Filter the entries below, keeping only lines with the word "name".
--- START Source material ---
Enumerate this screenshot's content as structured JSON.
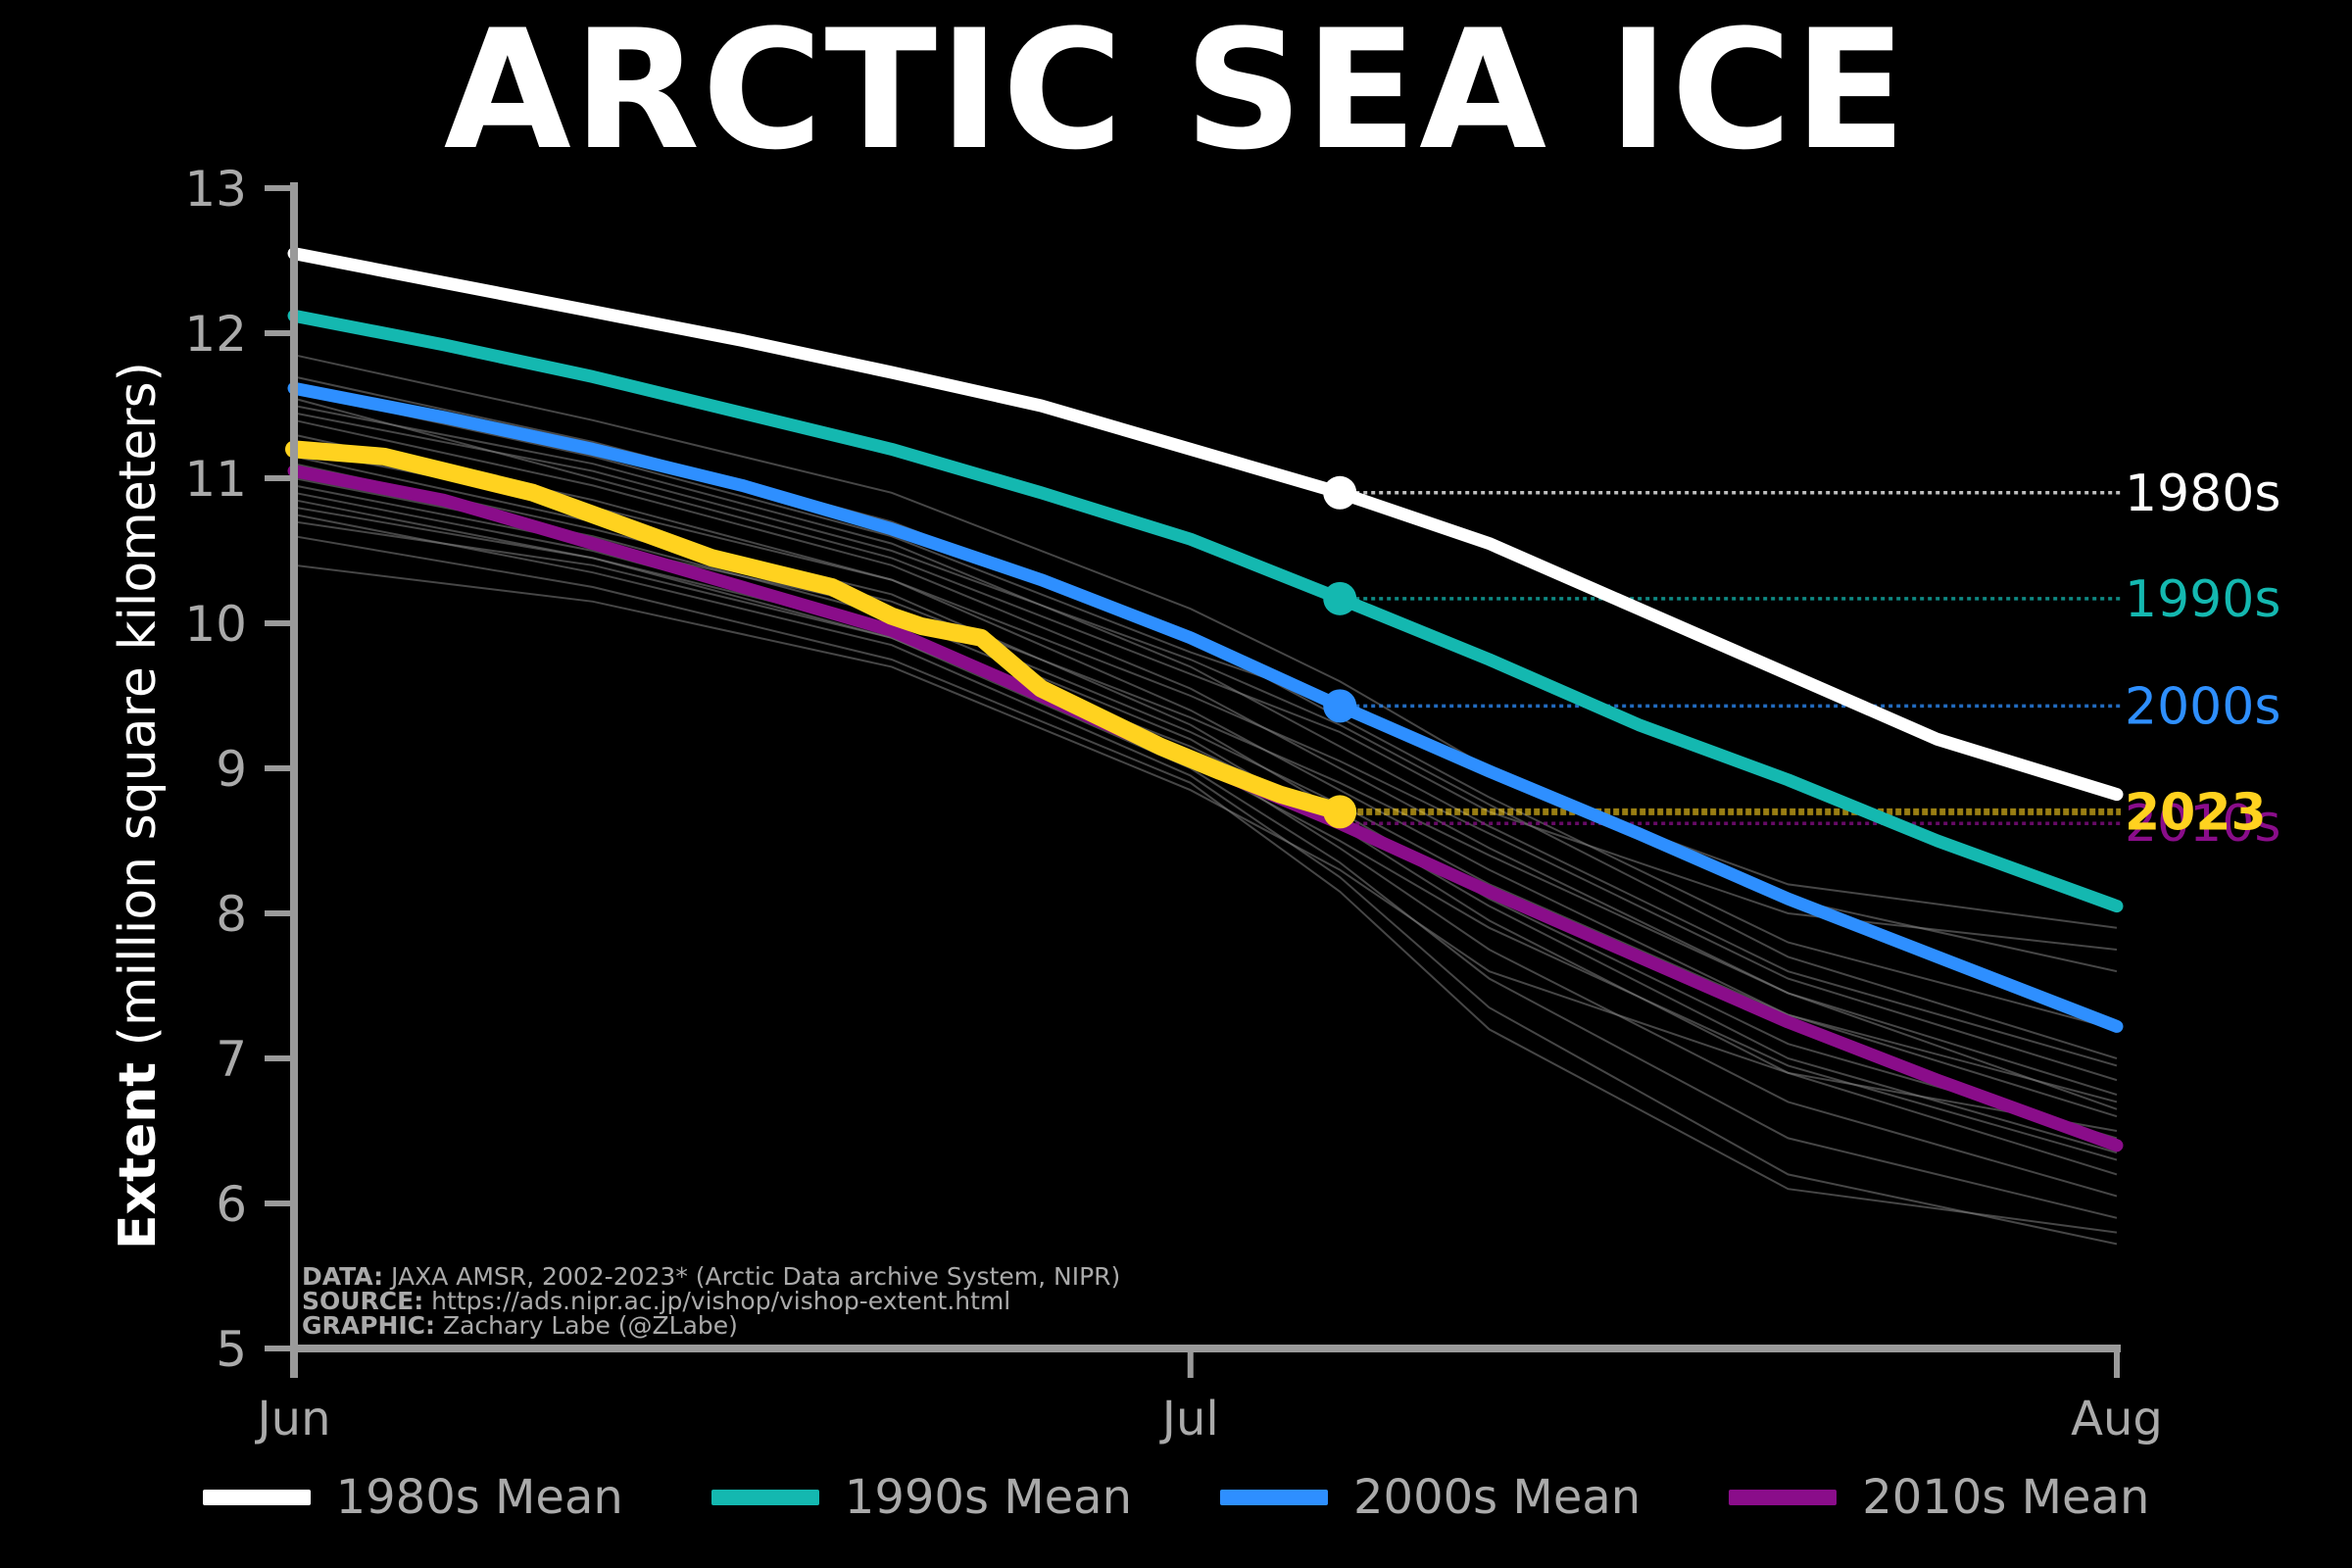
{
  "title": "ARCTIC SEA ICE",
  "chart_data": {
    "type": "line",
    "title": "ARCTIC SEA ICE",
    "ylabel_bold": "Extent",
    "ylabel_rest": " (million square kilometers)",
    "xlabel": "",
    "ylim": [
      5,
      13
    ],
    "yticks": [
      "5",
      "6",
      "7",
      "8",
      "9",
      "10",
      "11",
      "12",
      "13"
    ],
    "xlim": [
      0,
      61
    ],
    "xticks": [
      {
        "value": 0,
        "label": "Jun"
      },
      {
        "value": 30,
        "label": "Jul"
      },
      {
        "value": 61,
        "label": "Aug"
      }
    ],
    "marker_day": 35,
    "colors": {
      "1980s": "#ffffff",
      "1990s": "#14b8b0",
      "2000s": "#2e8fff",
      "2010s": "#8a0d8a",
      "2023": "#ffd21f",
      "years": "#808080"
    },
    "series": [
      {
        "name": "1980s Mean",
        "label": "1980s",
        "color": "#ffffff",
        "points": [
          [
            0,
            12.55
          ],
          [
            5,
            12.35
          ],
          [
            10,
            12.15
          ],
          [
            15,
            11.95
          ],
          [
            20,
            11.73
          ],
          [
            25,
            11.5
          ],
          [
            30,
            11.2
          ],
          [
            35,
            10.9
          ],
          [
            40,
            10.55
          ],
          [
            45,
            10.1
          ],
          [
            50,
            9.65
          ],
          [
            55,
            9.2
          ],
          [
            61,
            8.82
          ]
        ],
        "end_value": 10.9
      },
      {
        "name": "1990s Mean",
        "label": "1990s",
        "color": "#14b8b0",
        "points": [
          [
            0,
            12.12
          ],
          [
            5,
            11.92
          ],
          [
            10,
            11.7
          ],
          [
            15,
            11.45
          ],
          [
            20,
            11.2
          ],
          [
            25,
            10.9
          ],
          [
            30,
            10.58
          ],
          [
            35,
            10.17
          ],
          [
            40,
            9.75
          ],
          [
            45,
            9.3
          ],
          [
            50,
            8.92
          ],
          [
            55,
            8.5
          ],
          [
            61,
            8.05
          ]
        ],
        "end_value": 10.17
      },
      {
        "name": "2000s Mean",
        "label": "2000s",
        "color": "#2e8fff",
        "points": [
          [
            0,
            11.62
          ],
          [
            5,
            11.42
          ],
          [
            10,
            11.2
          ],
          [
            15,
            10.95
          ],
          [
            20,
            10.65
          ],
          [
            25,
            10.3
          ],
          [
            30,
            9.9
          ],
          [
            35,
            9.43
          ],
          [
            40,
            8.98
          ],
          [
            45,
            8.55
          ],
          [
            50,
            8.1
          ],
          [
            55,
            7.7
          ],
          [
            61,
            7.22
          ]
        ],
        "end_value": 9.43
      },
      {
        "name": "2010s Mean",
        "label": "2010s",
        "color": "#8a0d8a",
        "points": [
          [
            0,
            11.05
          ],
          [
            5,
            10.85
          ],
          [
            10,
            10.55
          ],
          [
            15,
            10.25
          ],
          [
            20,
            9.95
          ],
          [
            25,
            9.5
          ],
          [
            30,
            9.05
          ],
          [
            35,
            8.62
          ],
          [
            40,
            8.15
          ],
          [
            45,
            7.7
          ],
          [
            50,
            7.25
          ],
          [
            55,
            6.85
          ],
          [
            61,
            6.4
          ]
        ],
        "end_value": 8.62
      },
      {
        "name": "2023",
        "label": "2023",
        "color": "#ffd21f",
        "points": [
          [
            0,
            11.2
          ],
          [
            3,
            11.15
          ],
          [
            6,
            11.0
          ],
          [
            8,
            10.9
          ],
          [
            10,
            10.75
          ],
          [
            12,
            10.6
          ],
          [
            14,
            10.45
          ],
          [
            16,
            10.35
          ],
          [
            18,
            10.25
          ],
          [
            20,
            10.05
          ],
          [
            21,
            9.98
          ],
          [
            23,
            9.9
          ],
          [
            25,
            9.55
          ],
          [
            27,
            9.35
          ],
          [
            29,
            9.15
          ],
          [
            31,
            8.98
          ],
          [
            33,
            8.82
          ],
          [
            35,
            8.7
          ]
        ],
        "end_value": 8.7
      }
    ],
    "year_lines": [
      [
        [
          0,
          11.85
        ],
        [
          10,
          11.4
        ],
        [
          20,
          10.9
        ],
        [
          30,
          10.1
        ],
        [
          35,
          9.6
        ],
        [
          40,
          9.0
        ],
        [
          50,
          8.1
        ],
        [
          61,
          7.6
        ]
      ],
      [
        [
          0,
          11.7
        ],
        [
          10,
          11.25
        ],
        [
          20,
          10.7
        ],
        [
          30,
          9.9
        ],
        [
          35,
          9.35
        ],
        [
          40,
          8.8
        ],
        [
          50,
          7.8
        ],
        [
          61,
          7.2
        ]
      ],
      [
        [
          0,
          11.5
        ],
        [
          10,
          11.1
        ],
        [
          20,
          10.55
        ],
        [
          30,
          9.7
        ],
        [
          35,
          9.15
        ],
        [
          40,
          8.6
        ],
        [
          50,
          7.6
        ],
        [
          61,
          6.95
        ]
      ],
      [
        [
          0,
          11.4
        ],
        [
          10,
          10.95
        ],
        [
          20,
          10.4
        ],
        [
          30,
          9.55
        ],
        [
          35,
          9.0
        ],
        [
          40,
          8.45
        ],
        [
          50,
          7.45
        ],
        [
          61,
          6.75
        ]
      ],
      [
        [
          0,
          11.3
        ],
        [
          10,
          10.85
        ],
        [
          20,
          10.3
        ],
        [
          30,
          9.4
        ],
        [
          35,
          8.85
        ],
        [
          40,
          8.3
        ],
        [
          50,
          7.3
        ],
        [
          61,
          6.6
        ]
      ],
      [
        [
          0,
          11.15
        ],
        [
          10,
          10.7
        ],
        [
          20,
          10.2
        ],
        [
          30,
          9.3
        ],
        [
          35,
          8.7
        ],
        [
          40,
          8.1
        ],
        [
          50,
          7.1
        ],
        [
          61,
          6.45
        ]
      ],
      [
        [
          0,
          11.0
        ],
        [
          10,
          10.6
        ],
        [
          20,
          10.05
        ],
        [
          30,
          9.2
        ],
        [
          35,
          8.6
        ],
        [
          40,
          7.95
        ],
        [
          50,
          6.9
        ],
        [
          61,
          6.2
        ]
      ],
      [
        [
          0,
          10.9
        ],
        [
          10,
          10.5
        ],
        [
          20,
          9.95
        ],
        [
          30,
          9.1
        ],
        [
          35,
          8.45
        ],
        [
          40,
          7.75
        ],
        [
          50,
          6.7
        ],
        [
          61,
          6.05
        ]
      ],
      [
        [
          0,
          10.85
        ],
        [
          10,
          10.45
        ],
        [
          20,
          9.9
        ],
        [
          30,
          9.0
        ],
        [
          35,
          8.35
        ],
        [
          40,
          7.55
        ],
        [
          50,
          6.45
        ],
        [
          61,
          5.9
        ]
      ],
      [
        [
          0,
          10.75
        ],
        [
          10,
          10.35
        ],
        [
          20,
          9.85
        ],
        [
          30,
          8.95
        ],
        [
          35,
          8.25
        ],
        [
          40,
          7.35
        ],
        [
          50,
          6.2
        ],
        [
          61,
          5.72
        ]
      ],
      [
        [
          0,
          10.6
        ],
        [
          10,
          10.25
        ],
        [
          20,
          9.75
        ],
        [
          30,
          8.9
        ],
        [
          35,
          8.15
        ],
        [
          40,
          7.2
        ],
        [
          50,
          6.1
        ],
        [
          61,
          5.8
        ]
      ],
      [
        [
          0,
          10.4
        ],
        [
          10,
          10.15
        ],
        [
          20,
          9.7
        ],
        [
          30,
          8.85
        ],
        [
          35,
          8.3
        ],
        [
          40,
          7.6
        ],
        [
          50,
          6.9
        ],
        [
          61,
          6.5
        ]
      ],
      [
        [
          0,
          11.55
        ],
        [
          10,
          11.0
        ],
        [
          20,
          10.45
        ],
        [
          30,
          9.65
        ],
        [
          35,
          9.25
        ],
        [
          40,
          8.7
        ],
        [
          50,
          8.0
        ],
        [
          61,
          7.75
        ]
      ],
      [
        [
          0,
          11.2
        ],
        [
          10,
          10.8
        ],
        [
          20,
          10.3
        ],
        [
          30,
          9.5
        ],
        [
          35,
          9.05
        ],
        [
          40,
          8.55
        ],
        [
          50,
          7.55
        ],
        [
          61,
          6.85
        ]
      ],
      [
        [
          0,
          10.95
        ],
        [
          10,
          10.55
        ],
        [
          20,
          10.1
        ],
        [
          30,
          9.25
        ],
        [
          35,
          8.75
        ],
        [
          40,
          8.2
        ],
        [
          50,
          7.3
        ],
        [
          61,
          6.7
        ]
      ],
      [
        [
          0,
          11.45
        ],
        [
          10,
          11.05
        ],
        [
          20,
          10.5
        ],
        [
          30,
          9.75
        ],
        [
          35,
          9.3
        ],
        [
          40,
          8.75
        ],
        [
          50,
          7.7
        ],
        [
          61,
          7.0
        ]
      ],
      [
        [
          0,
          10.7
        ],
        [
          10,
          10.4
        ],
        [
          20,
          9.9
        ],
        [
          30,
          9.05
        ],
        [
          35,
          8.5
        ],
        [
          40,
          7.9
        ],
        [
          50,
          6.95
        ],
        [
          61,
          6.3
        ]
      ],
      [
        [
          0,
          11.1
        ],
        [
          10,
          10.65
        ],
        [
          20,
          10.15
        ],
        [
          30,
          9.35
        ],
        [
          35,
          8.9
        ],
        [
          40,
          8.4
        ],
        [
          50,
          7.45
        ],
        [
          61,
          6.65
        ]
      ],
      [
        [
          0,
          11.6
        ],
        [
          10,
          11.15
        ],
        [
          20,
          10.6
        ],
        [
          30,
          9.8
        ],
        [
          35,
          9.45
        ],
        [
          40,
          8.95
        ],
        [
          50,
          8.2
        ],
        [
          61,
          7.9
        ]
      ],
      [
        [
          0,
          10.8
        ],
        [
          10,
          10.45
        ],
        [
          20,
          9.95
        ],
        [
          30,
          9.15
        ],
        [
          35,
          8.65
        ],
        [
          40,
          8.05
        ],
        [
          50,
          7.0
        ],
        [
          61,
          6.35
        ]
      ]
    ]
  },
  "legend": [
    {
      "label": "1980s Mean",
      "color": "#ffffff"
    },
    {
      "label": "1990s Mean",
      "color": "#14b8b0"
    },
    {
      "label": "2000s Mean",
      "color": "#2e8fff"
    },
    {
      "label": "2010s Mean",
      "color": "#8a0d8a"
    }
  ],
  "credits": {
    "data_key": "DATA:",
    "data_val": " JAXA AMSR, 2002-2023* (Arctic Data archive System, NIPR)",
    "source_key": "SOURCE:",
    "source_val": " https://ads.nipr.ac.jp/vishop/vishop-extent.html",
    "graphic_key": "GRAPHIC:",
    "graphic_val": " Zachary Labe (@ZLabe)"
  }
}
--- END Source material ---
• _The answer_
        "name": "1980s Mean",
        "name": "1990s Mean",
        "name": "2000s Mean",
        "name": "2010s Mean",
        "name": "2023",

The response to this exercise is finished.